Search the records for the word "wirken" and report each line that has it.

Records from a dataset
· · · · · · ·

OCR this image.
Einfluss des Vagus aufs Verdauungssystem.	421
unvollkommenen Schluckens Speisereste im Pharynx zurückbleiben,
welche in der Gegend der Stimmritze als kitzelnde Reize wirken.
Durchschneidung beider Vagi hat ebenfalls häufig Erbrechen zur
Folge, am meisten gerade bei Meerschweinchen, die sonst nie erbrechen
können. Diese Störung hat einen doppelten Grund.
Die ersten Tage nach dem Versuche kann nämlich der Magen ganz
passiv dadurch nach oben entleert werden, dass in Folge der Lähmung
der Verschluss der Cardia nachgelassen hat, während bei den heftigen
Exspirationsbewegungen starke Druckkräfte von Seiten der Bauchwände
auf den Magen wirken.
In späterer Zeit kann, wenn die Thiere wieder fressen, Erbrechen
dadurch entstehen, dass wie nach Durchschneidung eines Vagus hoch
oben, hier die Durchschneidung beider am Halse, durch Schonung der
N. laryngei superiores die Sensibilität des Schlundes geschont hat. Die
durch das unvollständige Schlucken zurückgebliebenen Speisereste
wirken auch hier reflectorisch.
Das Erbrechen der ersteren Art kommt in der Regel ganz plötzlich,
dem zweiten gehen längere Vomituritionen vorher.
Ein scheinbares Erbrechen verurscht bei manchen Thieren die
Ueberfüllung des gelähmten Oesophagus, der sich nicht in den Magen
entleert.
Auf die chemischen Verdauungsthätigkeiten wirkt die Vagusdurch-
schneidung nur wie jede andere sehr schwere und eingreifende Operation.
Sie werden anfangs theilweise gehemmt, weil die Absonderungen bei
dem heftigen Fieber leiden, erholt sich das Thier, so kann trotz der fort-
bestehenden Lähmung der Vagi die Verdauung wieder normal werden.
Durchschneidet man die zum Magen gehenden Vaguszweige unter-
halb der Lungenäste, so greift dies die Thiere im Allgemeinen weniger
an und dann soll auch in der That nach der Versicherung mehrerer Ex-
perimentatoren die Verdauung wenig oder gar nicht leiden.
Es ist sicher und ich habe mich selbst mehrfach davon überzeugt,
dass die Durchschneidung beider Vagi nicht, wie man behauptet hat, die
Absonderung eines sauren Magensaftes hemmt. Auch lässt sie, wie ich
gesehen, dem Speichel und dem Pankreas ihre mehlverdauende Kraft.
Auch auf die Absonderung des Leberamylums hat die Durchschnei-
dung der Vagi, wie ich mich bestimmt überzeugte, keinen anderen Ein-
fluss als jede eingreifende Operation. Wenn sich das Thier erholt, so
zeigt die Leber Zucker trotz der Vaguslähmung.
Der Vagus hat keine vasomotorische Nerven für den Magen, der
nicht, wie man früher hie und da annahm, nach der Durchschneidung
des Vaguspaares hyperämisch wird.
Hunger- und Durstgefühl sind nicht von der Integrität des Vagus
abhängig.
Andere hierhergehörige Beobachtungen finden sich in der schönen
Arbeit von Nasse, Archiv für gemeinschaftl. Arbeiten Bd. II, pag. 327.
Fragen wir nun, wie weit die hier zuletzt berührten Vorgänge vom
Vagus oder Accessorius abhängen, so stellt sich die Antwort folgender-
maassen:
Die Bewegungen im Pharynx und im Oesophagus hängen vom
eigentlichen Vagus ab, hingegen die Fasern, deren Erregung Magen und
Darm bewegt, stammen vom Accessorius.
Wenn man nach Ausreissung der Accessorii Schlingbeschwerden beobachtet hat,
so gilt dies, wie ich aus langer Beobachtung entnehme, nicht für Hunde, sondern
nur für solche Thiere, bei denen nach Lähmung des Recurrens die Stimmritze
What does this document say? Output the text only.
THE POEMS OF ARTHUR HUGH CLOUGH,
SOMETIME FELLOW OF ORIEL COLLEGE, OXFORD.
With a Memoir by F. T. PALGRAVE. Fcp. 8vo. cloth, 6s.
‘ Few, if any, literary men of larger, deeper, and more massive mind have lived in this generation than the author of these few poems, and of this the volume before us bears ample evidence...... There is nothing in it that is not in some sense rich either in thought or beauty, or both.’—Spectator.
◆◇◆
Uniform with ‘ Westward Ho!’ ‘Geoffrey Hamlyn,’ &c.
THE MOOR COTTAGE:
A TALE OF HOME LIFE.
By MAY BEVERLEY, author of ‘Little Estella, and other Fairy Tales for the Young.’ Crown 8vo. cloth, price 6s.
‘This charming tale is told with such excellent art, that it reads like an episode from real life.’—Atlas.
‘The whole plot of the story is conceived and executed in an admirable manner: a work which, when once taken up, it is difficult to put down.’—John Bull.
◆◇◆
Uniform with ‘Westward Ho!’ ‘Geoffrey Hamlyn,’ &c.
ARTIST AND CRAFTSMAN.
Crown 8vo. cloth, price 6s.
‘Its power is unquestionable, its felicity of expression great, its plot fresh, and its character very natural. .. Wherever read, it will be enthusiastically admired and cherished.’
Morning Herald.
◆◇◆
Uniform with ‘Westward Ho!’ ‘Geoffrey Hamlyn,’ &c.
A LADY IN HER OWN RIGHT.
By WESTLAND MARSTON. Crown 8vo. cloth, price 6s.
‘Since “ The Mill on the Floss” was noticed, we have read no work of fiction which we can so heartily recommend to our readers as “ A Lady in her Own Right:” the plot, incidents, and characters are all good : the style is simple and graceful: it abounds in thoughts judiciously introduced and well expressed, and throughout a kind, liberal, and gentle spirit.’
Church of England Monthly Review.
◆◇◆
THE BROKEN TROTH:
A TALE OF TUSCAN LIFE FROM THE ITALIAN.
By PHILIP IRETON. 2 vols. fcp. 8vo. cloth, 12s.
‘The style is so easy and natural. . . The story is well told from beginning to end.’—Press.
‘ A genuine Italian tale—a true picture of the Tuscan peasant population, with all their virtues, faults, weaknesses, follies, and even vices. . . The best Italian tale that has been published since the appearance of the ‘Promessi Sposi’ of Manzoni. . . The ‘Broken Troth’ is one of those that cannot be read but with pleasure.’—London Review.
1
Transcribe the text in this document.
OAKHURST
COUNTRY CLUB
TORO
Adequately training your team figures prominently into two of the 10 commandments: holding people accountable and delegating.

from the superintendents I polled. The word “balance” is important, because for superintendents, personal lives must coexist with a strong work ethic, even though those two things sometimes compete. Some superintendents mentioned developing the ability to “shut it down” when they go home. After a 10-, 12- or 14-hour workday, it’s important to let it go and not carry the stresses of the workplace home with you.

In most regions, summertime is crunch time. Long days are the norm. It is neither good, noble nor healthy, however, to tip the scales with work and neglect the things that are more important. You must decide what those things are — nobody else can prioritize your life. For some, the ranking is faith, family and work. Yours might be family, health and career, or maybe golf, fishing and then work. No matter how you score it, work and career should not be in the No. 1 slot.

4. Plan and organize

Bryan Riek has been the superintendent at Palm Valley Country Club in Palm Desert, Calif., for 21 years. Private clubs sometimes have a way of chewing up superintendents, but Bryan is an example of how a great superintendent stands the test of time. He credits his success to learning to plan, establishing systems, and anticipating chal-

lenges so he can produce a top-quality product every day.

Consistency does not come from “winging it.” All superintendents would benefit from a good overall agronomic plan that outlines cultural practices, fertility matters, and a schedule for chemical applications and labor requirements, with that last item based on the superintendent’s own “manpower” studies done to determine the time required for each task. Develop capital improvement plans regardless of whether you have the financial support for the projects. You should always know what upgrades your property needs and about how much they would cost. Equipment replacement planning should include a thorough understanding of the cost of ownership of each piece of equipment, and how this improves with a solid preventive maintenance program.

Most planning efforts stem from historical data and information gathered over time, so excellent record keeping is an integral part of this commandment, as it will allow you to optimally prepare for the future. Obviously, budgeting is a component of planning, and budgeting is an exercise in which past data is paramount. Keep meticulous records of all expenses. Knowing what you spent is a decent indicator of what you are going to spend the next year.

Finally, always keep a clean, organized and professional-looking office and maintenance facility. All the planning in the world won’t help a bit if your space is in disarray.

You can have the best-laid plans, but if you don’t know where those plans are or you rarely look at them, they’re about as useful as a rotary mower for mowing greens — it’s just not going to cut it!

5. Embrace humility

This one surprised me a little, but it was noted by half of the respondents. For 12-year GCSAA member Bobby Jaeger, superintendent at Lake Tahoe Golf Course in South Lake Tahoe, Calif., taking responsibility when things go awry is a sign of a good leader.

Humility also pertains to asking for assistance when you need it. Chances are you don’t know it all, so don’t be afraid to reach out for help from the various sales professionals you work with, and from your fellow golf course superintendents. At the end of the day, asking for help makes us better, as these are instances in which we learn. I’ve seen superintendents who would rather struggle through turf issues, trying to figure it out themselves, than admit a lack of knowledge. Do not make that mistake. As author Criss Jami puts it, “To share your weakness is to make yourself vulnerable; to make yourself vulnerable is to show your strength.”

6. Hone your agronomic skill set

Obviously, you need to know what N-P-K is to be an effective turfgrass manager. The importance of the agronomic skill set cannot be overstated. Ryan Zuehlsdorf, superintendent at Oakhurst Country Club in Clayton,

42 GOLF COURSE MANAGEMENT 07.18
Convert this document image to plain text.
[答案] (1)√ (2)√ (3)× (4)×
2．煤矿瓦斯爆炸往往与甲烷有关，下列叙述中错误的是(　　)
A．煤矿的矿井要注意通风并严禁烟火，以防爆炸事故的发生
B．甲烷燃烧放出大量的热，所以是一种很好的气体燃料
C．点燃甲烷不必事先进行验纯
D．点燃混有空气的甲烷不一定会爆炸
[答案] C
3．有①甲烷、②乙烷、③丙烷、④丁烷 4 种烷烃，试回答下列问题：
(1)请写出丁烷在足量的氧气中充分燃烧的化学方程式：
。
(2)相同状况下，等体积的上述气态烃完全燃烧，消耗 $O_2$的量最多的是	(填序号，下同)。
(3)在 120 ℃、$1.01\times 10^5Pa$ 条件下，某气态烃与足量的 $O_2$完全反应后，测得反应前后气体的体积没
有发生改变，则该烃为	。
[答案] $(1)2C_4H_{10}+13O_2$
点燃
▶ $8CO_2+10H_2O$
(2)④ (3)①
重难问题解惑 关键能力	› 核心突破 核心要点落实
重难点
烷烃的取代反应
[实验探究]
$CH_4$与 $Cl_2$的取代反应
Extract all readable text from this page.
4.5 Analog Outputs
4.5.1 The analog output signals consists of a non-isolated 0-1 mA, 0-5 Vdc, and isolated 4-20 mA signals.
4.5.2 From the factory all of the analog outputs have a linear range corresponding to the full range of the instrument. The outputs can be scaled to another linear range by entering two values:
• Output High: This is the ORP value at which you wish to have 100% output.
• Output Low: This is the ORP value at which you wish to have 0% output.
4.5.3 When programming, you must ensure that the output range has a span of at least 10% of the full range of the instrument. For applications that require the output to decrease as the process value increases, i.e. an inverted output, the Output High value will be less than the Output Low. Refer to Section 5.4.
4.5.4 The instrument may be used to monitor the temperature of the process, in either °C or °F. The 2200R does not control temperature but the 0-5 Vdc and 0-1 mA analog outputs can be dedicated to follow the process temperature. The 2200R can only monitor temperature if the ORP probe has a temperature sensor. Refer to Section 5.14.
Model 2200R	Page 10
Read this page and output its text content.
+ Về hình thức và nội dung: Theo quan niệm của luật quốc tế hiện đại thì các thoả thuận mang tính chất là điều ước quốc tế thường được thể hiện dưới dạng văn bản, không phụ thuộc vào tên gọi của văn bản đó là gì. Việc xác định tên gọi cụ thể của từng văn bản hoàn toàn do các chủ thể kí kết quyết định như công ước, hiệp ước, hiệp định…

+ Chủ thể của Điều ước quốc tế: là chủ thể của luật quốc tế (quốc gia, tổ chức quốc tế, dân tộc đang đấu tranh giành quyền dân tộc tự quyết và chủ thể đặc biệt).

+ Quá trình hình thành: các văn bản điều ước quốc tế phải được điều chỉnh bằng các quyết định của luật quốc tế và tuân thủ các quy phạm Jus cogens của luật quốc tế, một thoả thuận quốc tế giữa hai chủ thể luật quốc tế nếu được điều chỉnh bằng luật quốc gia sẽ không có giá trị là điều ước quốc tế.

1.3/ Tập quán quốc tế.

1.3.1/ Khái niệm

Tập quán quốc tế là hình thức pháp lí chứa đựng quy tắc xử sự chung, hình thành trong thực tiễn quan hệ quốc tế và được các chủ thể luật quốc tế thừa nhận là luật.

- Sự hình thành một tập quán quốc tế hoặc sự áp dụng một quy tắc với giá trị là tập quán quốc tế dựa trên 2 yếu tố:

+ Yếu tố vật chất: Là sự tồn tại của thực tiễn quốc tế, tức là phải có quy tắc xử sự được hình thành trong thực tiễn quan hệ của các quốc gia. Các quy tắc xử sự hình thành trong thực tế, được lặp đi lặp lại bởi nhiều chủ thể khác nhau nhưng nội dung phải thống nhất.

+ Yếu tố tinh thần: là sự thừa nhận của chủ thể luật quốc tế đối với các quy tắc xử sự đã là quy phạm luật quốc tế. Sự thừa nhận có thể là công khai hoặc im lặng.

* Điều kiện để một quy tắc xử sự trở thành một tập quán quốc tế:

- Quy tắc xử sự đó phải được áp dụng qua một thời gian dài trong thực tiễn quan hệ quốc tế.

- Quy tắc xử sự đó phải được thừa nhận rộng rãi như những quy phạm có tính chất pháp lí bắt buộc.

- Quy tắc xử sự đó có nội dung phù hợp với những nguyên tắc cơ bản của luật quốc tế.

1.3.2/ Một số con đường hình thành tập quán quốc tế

· · · · · · ·

• [REPLY]
welche in der Gegend der Stimmritze als kitzelnde Reize wirken.
auf den Magen wirken.
wirken auch hier reflectorisch.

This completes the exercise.